---------- Input rows ----------

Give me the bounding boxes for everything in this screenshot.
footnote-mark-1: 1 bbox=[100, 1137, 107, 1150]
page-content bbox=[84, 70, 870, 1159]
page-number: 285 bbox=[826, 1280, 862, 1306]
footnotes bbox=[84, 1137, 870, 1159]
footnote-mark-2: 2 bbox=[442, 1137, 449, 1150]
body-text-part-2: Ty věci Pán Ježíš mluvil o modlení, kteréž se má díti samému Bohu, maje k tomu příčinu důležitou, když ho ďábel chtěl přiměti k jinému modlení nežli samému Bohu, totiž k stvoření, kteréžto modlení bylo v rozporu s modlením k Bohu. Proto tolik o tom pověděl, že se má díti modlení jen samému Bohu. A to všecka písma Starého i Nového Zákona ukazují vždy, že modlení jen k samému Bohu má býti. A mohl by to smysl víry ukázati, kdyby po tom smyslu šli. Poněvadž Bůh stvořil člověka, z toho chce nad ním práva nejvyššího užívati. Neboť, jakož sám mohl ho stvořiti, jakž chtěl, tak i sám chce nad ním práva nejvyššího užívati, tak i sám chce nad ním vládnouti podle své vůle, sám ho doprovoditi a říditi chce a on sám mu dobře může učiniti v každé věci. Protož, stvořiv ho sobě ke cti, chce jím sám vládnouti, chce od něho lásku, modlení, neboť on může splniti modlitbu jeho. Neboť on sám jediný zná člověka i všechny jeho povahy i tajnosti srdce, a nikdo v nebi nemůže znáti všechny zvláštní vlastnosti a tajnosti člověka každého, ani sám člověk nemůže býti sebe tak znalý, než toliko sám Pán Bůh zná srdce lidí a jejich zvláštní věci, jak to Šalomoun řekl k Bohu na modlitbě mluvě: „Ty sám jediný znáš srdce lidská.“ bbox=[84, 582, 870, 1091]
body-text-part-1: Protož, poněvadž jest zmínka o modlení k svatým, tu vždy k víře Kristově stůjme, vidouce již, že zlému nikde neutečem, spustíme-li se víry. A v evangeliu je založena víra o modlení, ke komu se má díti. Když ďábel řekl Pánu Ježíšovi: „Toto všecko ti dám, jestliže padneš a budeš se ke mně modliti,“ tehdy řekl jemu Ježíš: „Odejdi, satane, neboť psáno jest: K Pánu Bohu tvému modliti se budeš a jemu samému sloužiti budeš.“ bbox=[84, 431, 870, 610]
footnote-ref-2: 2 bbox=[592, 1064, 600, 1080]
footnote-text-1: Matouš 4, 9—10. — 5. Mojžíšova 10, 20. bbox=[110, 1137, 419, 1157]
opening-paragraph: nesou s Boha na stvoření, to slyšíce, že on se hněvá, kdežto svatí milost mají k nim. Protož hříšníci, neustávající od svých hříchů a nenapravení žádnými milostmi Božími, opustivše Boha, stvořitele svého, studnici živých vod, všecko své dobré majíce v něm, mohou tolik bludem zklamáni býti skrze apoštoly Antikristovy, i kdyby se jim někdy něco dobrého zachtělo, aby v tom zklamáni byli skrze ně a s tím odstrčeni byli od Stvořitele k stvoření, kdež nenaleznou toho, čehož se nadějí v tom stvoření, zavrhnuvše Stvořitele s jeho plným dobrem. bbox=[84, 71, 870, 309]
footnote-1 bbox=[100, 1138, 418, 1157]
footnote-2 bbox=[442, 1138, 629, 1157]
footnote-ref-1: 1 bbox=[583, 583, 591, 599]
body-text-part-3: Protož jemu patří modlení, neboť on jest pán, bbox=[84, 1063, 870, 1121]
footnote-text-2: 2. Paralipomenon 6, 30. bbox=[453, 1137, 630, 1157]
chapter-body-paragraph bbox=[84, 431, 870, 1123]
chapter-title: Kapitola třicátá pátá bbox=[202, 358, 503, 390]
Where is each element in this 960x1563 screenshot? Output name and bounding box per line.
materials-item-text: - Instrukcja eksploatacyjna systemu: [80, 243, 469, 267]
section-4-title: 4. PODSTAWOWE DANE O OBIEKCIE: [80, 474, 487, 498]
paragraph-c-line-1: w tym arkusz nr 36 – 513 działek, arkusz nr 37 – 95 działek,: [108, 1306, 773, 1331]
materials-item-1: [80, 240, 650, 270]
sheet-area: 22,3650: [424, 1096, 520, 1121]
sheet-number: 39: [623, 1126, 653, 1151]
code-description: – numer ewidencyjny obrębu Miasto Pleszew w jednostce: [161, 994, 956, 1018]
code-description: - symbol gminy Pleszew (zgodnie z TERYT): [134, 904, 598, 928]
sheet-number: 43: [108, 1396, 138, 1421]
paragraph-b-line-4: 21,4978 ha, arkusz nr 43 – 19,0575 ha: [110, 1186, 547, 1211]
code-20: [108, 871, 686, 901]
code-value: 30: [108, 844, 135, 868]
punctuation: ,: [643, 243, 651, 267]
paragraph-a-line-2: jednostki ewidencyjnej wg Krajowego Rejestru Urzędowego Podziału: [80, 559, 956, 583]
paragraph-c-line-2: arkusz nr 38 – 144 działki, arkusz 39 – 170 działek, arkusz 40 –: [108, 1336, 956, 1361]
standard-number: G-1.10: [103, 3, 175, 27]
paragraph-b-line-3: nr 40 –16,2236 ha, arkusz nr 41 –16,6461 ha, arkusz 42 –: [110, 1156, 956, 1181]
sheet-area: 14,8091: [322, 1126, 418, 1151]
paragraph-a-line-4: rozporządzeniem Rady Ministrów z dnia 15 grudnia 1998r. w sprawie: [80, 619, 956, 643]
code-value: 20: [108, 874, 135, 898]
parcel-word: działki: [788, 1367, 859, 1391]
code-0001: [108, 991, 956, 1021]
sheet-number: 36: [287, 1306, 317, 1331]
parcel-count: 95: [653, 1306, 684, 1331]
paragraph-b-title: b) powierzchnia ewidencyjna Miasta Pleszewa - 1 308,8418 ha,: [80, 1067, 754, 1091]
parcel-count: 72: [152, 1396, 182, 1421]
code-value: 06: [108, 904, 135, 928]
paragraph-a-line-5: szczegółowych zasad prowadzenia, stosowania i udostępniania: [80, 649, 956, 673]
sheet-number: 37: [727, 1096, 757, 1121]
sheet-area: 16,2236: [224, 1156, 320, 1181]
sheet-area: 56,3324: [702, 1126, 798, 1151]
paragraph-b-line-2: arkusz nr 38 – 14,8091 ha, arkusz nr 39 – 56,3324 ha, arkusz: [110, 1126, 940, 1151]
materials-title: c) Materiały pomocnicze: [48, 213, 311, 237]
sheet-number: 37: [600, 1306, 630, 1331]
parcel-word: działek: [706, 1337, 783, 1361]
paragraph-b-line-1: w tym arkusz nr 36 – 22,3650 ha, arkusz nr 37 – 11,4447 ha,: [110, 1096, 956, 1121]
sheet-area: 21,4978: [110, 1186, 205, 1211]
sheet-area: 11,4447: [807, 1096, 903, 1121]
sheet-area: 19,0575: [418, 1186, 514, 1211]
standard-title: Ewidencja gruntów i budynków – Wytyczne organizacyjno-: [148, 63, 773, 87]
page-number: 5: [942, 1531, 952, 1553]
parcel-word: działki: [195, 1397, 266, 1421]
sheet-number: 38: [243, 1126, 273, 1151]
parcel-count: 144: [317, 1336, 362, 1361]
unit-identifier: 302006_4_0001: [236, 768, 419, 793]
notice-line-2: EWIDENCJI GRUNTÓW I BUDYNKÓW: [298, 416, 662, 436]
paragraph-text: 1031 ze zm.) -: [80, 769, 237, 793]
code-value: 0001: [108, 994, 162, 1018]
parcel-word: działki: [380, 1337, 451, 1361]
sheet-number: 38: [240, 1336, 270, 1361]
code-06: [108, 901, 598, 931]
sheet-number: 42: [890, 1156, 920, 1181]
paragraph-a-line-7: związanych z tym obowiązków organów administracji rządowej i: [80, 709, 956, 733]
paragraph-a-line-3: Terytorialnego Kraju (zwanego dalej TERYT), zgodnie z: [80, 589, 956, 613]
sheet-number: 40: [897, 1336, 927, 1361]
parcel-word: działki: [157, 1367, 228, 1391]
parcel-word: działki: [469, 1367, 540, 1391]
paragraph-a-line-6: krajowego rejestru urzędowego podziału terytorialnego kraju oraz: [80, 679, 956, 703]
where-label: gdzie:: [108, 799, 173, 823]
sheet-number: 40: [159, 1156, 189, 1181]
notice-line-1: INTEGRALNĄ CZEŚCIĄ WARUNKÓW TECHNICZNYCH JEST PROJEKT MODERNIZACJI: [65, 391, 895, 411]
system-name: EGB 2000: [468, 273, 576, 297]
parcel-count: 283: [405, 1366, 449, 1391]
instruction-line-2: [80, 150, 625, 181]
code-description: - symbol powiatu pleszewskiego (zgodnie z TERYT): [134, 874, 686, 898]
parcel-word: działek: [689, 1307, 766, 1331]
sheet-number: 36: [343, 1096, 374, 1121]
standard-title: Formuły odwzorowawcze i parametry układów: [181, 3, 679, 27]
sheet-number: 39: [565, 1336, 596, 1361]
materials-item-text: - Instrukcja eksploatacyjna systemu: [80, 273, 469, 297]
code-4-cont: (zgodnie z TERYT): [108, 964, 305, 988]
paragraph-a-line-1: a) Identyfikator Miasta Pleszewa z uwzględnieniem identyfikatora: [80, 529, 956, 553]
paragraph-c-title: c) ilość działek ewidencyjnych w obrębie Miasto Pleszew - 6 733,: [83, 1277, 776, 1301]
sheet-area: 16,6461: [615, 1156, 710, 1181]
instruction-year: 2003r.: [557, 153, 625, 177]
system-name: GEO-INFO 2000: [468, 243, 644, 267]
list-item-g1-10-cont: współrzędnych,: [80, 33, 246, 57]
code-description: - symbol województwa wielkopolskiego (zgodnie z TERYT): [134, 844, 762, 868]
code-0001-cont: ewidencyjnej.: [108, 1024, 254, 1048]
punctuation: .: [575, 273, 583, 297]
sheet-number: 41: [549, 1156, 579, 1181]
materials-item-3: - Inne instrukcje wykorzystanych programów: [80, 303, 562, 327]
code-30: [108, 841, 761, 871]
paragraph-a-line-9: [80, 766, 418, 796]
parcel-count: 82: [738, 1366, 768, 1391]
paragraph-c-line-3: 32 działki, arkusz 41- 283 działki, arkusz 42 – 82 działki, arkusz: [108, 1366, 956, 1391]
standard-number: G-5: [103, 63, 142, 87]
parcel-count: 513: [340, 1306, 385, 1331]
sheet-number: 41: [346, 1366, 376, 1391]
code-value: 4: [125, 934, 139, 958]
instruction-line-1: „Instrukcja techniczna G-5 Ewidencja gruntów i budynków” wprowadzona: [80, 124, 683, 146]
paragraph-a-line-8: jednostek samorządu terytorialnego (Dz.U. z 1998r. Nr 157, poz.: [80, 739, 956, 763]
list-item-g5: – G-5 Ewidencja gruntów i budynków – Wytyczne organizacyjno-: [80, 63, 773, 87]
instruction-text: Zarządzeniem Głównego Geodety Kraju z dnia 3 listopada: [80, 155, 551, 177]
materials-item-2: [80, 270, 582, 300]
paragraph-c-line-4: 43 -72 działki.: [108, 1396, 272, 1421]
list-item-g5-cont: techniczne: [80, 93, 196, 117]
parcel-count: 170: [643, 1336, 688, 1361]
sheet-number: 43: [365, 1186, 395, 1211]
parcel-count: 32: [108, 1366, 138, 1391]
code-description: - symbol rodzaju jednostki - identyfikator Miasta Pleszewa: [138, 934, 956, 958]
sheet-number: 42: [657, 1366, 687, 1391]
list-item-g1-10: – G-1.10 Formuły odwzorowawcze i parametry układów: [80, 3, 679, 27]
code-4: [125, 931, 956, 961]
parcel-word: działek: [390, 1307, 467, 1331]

----------

**Exercise objective**
Recast the records above, from the first line through the line holding "footnote-mark-2: 2 bbox=[442, 1137, 449, 1150]" inclusive, as a numbered list, leaving out any blank lines.

**Finished exercise**
1. Give me the bounding boxes for everything in this screenshot.
2. footnote-mark-1: 1 bbox=[100, 1137, 107, 1150]
3. page-content bbox=[84, 70, 870, 1159]
4. page-number: 285 bbox=[826, 1280, 862, 1306]
5. footnotes bbox=[84, 1137, 870, 1159]
6. footnote-mark-2: 2 bbox=[442, 1137, 449, 1150]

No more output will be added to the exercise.